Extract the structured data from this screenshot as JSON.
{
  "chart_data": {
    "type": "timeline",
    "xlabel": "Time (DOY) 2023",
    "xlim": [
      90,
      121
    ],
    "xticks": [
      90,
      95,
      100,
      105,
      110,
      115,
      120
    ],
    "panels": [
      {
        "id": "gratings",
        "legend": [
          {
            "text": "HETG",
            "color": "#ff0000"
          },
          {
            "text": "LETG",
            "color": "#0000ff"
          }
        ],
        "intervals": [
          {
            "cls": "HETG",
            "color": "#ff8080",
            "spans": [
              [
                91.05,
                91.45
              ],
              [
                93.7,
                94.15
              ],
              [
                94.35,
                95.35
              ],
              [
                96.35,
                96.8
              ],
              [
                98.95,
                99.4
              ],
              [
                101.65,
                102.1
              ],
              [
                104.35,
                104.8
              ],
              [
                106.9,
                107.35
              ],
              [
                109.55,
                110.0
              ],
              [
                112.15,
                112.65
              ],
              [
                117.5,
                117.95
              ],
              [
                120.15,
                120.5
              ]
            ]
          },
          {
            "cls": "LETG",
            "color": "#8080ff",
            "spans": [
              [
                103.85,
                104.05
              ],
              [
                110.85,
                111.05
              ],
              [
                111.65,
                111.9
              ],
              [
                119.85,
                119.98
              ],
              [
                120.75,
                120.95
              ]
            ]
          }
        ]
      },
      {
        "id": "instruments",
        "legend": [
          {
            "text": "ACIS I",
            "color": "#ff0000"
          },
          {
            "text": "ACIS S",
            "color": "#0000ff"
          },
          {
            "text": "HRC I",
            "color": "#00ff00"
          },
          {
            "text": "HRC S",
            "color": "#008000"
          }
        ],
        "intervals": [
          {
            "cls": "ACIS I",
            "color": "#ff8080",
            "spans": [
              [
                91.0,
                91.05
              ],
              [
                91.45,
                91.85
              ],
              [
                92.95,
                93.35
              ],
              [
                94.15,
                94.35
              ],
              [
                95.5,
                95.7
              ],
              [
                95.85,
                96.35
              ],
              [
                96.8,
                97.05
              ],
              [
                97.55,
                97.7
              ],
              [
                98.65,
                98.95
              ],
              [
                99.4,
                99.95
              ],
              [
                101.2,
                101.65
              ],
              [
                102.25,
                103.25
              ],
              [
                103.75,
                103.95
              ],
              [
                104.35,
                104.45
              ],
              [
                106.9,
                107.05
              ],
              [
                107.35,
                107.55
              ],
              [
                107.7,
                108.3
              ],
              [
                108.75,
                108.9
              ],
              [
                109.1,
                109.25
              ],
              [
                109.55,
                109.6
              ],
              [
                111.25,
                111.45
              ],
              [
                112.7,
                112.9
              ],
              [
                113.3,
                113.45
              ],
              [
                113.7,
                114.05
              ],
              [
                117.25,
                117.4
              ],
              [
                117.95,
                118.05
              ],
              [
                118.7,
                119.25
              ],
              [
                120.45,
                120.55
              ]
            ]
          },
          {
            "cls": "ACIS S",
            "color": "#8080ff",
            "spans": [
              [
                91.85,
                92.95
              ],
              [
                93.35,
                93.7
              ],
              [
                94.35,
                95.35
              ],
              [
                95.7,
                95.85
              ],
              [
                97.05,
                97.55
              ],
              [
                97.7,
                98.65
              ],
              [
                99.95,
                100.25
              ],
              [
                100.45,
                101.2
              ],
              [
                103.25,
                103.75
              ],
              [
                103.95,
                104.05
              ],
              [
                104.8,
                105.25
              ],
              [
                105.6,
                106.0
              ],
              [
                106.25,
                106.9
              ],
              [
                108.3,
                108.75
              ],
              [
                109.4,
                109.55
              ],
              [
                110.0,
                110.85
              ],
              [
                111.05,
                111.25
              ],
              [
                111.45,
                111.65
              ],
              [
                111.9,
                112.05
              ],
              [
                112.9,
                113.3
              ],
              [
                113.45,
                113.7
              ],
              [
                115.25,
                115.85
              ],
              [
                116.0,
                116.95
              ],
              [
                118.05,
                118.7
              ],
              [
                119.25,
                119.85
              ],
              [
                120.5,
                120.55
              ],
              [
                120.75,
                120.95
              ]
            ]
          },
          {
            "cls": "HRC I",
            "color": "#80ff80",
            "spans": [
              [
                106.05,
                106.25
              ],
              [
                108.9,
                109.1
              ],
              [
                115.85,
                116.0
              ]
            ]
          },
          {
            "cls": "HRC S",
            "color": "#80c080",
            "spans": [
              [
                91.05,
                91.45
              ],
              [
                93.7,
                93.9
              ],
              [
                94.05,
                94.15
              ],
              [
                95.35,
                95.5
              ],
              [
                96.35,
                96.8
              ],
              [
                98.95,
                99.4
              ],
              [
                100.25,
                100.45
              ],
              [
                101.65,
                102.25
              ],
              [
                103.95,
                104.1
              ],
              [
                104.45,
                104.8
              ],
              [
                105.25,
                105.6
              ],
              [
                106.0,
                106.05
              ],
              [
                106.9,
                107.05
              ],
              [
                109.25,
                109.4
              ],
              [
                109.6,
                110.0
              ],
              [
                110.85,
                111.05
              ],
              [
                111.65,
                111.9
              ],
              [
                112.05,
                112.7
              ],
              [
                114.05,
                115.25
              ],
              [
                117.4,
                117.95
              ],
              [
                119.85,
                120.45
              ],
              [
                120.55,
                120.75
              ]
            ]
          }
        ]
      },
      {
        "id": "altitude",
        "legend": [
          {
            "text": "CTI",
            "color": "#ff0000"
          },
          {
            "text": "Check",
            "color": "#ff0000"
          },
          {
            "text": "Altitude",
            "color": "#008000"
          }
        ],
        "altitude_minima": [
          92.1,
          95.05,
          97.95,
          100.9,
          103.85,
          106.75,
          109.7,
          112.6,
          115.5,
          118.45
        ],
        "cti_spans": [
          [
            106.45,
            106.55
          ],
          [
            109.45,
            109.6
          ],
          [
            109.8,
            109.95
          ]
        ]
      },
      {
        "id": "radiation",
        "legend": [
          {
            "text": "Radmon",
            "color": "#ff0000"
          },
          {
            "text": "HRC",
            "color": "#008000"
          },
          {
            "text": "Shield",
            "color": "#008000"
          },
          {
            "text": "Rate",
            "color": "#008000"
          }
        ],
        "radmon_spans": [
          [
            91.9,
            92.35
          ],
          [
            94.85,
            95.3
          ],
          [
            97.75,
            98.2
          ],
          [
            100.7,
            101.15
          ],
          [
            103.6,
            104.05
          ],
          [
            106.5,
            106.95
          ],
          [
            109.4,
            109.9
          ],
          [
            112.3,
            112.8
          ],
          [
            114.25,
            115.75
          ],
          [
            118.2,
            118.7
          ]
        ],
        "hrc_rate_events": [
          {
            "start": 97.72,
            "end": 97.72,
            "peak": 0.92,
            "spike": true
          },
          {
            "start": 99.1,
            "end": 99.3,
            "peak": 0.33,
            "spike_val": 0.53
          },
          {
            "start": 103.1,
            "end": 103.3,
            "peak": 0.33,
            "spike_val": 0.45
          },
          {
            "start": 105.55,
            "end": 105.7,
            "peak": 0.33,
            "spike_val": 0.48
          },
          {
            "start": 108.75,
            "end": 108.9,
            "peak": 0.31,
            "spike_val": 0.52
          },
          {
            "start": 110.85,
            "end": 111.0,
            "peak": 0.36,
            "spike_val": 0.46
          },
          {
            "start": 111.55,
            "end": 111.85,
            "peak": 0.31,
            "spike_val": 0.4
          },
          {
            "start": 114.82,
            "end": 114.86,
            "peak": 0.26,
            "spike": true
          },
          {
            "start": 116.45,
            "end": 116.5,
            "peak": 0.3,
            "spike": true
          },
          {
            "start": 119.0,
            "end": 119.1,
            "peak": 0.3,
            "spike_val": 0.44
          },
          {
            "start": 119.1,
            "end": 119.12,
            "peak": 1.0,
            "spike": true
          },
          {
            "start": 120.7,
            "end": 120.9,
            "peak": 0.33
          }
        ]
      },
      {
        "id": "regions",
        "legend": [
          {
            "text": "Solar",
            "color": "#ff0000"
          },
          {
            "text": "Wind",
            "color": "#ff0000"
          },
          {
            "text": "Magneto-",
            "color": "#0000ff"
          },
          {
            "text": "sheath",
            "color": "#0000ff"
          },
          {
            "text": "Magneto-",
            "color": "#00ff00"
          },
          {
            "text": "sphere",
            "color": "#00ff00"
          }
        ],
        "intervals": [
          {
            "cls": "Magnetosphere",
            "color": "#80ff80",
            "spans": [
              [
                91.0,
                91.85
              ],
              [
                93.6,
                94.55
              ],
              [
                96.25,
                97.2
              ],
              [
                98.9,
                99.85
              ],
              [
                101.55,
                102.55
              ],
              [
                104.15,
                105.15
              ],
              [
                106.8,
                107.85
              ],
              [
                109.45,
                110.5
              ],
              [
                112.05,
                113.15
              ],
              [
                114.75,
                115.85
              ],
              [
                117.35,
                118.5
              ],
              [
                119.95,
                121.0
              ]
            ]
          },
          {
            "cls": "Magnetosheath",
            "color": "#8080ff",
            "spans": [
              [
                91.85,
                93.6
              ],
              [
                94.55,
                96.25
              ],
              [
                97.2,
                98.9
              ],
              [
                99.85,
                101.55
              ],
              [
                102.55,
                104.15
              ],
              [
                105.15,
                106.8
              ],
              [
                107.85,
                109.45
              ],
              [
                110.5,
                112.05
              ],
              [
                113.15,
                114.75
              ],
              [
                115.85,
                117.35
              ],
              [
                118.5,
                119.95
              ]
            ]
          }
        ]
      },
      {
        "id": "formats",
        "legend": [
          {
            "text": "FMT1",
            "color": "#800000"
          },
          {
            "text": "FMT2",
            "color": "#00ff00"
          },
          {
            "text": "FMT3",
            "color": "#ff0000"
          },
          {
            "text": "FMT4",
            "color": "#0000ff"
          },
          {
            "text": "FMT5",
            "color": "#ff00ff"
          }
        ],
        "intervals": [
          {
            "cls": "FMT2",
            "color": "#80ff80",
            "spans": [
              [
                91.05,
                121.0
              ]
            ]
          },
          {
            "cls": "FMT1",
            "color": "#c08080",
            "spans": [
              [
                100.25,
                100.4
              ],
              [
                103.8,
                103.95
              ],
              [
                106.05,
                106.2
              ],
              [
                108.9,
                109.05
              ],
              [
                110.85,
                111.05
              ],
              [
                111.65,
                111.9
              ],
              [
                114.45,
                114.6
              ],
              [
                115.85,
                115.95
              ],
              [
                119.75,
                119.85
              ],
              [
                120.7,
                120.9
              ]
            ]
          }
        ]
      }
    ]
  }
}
====================
### Task requirements
All lines of the data above that include the word "ACIS" must be shown.

### Complete output
            "text": "ACIS I",
            "text": "ACIS S",
            "cls": "ACIS I",
            "cls": "ACIS S",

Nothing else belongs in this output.